**The problem**
Reproduce every entry below precisely. Pictures are excluded from the copy.

=-=-=-=-=

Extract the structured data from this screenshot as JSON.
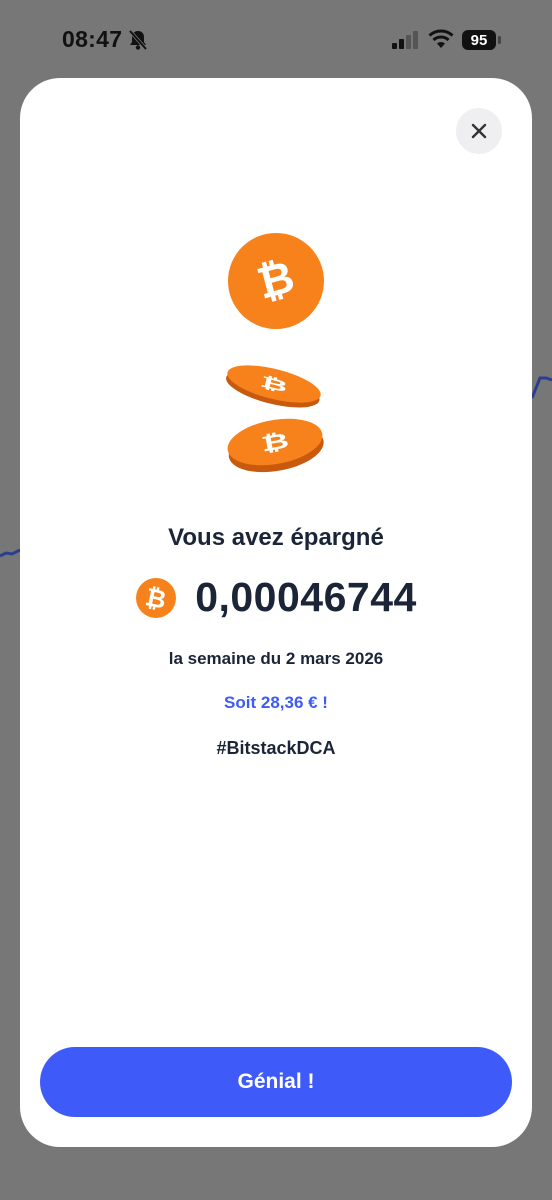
{
  "status_bar": {
    "time": "08:47",
    "battery": "95",
    "icons": [
      "bell-slash-icon",
      "cellular-signal-icon",
      "wifi-icon",
      "battery-icon"
    ]
  },
  "modal": {
    "close_icon": "close-icon",
    "illustration": "bitcoin-coins-illustration",
    "headline": "Vous avez épargné",
    "amount": "0,00046744",
    "amount_icon": "bitcoin-icon",
    "period": "la semaine du 2 mars 2026",
    "equivalent": "Soit 28,36 € !",
    "hashtag": "#BitstackDCA",
    "cta_label": "Génial !"
  },
  "colors": {
    "bitcoin_orange": "#f7821b",
    "bitcoin_dark": "#c85a10",
    "accent_blue": "#3e5bfa",
    "text_dark": "#1c2538",
    "overlay": "#777777"
  }
}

=-=-=-=-=

**Answer to the task**
Extract the structured data from this screenshot as JSON.
{
  "status_bar": {
    "time": "08:47",
    "battery": "95",
    "icons": [
      "bell-slash-icon",
      "cellular-signal-icon",
      "wifi-icon",
      "battery-icon"
    ]
  },
  "modal": {
    "close_icon": "close-icon",
    "illustration": "bitcoin-coins-illustration",
    "headline": "Vous avez épargné",
    "amount": "0,00046744",
    "amount_icon": "bitcoin-icon",
    "period": "la semaine du 2 mars 2026",
    "equivalent": "Soit 28,36 € !",
    "hashtag": "#BitstackDCA",
    "cta_label": "Génial !"
  },
  "colors": {
    "bitcoin_orange": "#f7821b",
    "bitcoin_dark": "#c85a10",
    "accent_blue": "#3e5bfa",
    "text_dark": "#1c2538",
    "overlay": "#777777"
  }
}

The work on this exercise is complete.